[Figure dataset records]
================================
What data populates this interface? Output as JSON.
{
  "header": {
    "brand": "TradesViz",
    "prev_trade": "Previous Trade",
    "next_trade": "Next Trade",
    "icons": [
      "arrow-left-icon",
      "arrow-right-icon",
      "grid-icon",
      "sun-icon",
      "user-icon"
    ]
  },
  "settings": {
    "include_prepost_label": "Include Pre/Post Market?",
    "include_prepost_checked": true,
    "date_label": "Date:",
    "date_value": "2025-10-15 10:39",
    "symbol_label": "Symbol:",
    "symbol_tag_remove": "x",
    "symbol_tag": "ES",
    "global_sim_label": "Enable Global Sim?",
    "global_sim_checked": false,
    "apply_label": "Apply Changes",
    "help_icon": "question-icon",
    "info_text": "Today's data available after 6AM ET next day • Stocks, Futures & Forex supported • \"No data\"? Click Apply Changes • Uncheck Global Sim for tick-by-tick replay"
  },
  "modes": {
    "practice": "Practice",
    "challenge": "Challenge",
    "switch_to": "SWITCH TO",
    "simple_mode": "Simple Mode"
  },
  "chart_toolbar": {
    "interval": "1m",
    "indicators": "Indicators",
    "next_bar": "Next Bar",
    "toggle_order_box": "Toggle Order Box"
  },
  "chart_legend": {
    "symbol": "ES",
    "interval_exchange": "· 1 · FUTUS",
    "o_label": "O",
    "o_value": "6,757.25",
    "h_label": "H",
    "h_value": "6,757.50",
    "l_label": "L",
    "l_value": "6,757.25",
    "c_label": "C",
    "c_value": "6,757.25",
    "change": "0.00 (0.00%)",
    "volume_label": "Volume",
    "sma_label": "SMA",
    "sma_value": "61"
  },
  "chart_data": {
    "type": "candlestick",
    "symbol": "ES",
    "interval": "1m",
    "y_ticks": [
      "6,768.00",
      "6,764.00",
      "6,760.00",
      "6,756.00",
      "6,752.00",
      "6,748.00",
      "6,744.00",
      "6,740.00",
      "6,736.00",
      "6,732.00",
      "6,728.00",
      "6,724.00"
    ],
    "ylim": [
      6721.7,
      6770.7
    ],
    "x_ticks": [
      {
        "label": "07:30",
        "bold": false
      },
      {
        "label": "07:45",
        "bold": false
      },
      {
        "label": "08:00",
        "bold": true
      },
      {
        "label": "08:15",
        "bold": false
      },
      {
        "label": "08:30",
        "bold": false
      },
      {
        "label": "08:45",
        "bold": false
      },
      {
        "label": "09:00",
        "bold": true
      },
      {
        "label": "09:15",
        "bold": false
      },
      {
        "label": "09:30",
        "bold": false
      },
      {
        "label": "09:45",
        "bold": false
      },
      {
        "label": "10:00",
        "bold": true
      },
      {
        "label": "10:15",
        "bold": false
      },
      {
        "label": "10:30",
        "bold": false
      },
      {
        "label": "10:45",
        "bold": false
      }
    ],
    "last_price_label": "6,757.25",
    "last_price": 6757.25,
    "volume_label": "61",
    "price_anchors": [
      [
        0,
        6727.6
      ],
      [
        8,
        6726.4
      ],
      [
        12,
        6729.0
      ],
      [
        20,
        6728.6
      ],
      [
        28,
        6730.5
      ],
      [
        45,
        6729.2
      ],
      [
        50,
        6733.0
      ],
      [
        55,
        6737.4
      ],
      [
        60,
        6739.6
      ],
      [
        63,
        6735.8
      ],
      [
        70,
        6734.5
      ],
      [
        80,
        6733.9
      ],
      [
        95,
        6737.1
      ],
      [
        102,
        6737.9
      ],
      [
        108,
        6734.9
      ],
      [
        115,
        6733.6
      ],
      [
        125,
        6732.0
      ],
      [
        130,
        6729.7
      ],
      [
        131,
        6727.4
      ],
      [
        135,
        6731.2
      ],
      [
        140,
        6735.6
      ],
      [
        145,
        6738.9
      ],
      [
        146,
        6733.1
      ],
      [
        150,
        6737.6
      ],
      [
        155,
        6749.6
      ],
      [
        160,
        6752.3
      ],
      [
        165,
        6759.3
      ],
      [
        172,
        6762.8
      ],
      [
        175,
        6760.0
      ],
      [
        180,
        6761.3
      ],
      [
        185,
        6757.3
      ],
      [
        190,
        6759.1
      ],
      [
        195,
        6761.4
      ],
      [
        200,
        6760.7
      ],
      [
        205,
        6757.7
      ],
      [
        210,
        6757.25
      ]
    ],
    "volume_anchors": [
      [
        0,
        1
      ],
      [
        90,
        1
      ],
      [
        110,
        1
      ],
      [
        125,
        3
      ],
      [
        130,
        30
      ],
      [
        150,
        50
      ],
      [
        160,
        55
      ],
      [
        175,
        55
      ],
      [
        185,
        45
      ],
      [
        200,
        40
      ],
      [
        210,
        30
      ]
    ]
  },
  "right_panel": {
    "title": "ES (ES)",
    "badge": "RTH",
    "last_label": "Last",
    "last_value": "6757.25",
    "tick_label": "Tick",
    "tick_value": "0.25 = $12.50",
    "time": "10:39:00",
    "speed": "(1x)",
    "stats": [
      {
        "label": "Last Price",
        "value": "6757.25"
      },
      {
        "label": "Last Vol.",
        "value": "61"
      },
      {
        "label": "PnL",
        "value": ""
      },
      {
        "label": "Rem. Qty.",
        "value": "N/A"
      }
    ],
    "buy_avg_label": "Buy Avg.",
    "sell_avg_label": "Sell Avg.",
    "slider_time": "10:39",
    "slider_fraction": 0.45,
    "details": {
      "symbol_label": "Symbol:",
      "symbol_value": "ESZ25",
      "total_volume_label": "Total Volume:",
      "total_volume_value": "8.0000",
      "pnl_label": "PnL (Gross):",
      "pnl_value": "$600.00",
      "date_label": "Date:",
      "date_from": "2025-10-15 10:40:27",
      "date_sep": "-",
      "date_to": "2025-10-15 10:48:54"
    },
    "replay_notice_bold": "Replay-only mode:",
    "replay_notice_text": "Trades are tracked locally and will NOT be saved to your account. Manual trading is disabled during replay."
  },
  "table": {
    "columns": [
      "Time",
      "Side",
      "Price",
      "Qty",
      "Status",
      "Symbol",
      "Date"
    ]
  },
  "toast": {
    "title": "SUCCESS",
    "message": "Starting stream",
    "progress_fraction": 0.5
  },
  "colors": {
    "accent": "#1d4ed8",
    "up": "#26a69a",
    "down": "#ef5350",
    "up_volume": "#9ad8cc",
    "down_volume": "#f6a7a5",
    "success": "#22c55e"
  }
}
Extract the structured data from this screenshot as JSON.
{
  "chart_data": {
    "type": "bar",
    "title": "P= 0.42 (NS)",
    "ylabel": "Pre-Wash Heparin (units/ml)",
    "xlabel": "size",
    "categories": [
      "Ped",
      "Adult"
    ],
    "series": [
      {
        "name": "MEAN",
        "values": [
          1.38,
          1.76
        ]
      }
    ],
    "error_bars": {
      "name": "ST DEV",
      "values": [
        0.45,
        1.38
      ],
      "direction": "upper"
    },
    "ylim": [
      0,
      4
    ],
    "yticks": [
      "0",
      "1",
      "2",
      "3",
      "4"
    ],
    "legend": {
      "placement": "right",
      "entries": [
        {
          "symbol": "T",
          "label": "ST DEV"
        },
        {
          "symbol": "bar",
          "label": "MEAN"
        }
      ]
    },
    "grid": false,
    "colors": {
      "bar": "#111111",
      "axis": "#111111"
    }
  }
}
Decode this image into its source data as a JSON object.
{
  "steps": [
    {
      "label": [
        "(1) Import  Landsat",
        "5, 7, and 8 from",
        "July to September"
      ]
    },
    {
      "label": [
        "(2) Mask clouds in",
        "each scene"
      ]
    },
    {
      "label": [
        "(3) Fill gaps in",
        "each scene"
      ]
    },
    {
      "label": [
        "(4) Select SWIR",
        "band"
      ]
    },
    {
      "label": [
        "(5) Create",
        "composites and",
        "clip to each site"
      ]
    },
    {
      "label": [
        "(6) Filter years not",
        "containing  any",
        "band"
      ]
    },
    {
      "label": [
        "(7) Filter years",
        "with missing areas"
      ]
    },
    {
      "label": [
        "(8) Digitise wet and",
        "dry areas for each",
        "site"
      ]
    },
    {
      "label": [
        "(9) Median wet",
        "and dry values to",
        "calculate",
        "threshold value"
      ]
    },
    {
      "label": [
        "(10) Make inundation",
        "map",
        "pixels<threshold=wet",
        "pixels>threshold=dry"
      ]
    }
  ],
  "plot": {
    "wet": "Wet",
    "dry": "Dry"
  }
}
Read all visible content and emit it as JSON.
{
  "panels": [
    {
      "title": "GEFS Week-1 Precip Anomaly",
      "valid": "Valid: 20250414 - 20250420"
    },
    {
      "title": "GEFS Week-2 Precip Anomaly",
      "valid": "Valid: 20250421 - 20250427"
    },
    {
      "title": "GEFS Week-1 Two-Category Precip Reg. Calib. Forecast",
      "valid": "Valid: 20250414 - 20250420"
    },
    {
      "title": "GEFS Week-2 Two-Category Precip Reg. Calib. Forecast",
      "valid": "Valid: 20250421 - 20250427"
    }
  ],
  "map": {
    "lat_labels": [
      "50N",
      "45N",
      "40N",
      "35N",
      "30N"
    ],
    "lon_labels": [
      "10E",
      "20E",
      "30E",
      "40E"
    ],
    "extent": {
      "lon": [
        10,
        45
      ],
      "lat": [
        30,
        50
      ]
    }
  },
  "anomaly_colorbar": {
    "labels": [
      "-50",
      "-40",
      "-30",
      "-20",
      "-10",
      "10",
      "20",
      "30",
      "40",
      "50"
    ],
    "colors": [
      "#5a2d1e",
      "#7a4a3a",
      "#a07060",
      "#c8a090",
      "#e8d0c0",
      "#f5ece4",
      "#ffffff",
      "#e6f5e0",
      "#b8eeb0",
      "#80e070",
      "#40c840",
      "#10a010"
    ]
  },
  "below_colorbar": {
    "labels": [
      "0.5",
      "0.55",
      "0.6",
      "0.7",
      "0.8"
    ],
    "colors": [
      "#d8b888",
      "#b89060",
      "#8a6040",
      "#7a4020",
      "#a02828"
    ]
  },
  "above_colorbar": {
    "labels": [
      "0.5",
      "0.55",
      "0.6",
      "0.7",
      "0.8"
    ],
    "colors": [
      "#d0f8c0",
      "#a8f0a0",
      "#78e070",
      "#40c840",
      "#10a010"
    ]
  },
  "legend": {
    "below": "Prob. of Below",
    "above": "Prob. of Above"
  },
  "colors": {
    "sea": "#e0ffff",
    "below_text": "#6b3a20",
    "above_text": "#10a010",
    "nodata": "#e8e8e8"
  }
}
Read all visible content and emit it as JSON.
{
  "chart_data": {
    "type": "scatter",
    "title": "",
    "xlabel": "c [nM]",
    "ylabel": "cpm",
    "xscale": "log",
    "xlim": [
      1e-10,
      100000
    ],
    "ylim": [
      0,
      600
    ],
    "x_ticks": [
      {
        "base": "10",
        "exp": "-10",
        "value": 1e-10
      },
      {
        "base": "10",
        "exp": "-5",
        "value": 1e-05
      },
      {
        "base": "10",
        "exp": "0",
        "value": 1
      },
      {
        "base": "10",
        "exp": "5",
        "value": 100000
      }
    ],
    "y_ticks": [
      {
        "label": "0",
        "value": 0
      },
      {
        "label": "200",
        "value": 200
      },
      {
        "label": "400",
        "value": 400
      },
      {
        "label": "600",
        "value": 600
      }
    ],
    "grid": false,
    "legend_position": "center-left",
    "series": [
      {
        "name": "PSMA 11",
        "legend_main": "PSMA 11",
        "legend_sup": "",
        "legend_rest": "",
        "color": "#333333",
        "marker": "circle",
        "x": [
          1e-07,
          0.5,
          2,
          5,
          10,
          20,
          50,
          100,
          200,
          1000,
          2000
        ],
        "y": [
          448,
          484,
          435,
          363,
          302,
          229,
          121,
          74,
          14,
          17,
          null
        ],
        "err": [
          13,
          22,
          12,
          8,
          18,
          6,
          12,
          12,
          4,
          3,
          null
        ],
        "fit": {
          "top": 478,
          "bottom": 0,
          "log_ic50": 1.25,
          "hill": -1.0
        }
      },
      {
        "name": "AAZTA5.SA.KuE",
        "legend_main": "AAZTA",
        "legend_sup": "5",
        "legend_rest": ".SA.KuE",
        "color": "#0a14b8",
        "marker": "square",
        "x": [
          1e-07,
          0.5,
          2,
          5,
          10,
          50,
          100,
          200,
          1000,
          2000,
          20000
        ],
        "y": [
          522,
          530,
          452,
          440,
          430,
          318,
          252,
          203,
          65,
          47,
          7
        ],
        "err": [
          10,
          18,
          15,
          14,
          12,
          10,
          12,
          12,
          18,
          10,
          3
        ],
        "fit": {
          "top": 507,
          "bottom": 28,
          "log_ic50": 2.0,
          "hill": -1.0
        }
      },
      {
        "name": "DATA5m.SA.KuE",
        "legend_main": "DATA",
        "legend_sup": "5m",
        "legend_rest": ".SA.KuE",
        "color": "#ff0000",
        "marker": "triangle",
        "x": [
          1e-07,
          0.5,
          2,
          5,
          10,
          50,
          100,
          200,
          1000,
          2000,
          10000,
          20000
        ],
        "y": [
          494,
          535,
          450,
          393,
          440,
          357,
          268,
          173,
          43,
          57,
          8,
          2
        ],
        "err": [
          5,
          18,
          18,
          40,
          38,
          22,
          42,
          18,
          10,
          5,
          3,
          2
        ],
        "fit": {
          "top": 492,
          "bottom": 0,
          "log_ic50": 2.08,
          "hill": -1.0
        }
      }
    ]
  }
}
================================
_Exercise details_
Work through the records above line by line and count those that hold the string "Apply". Give only the result.

_Task answer_
2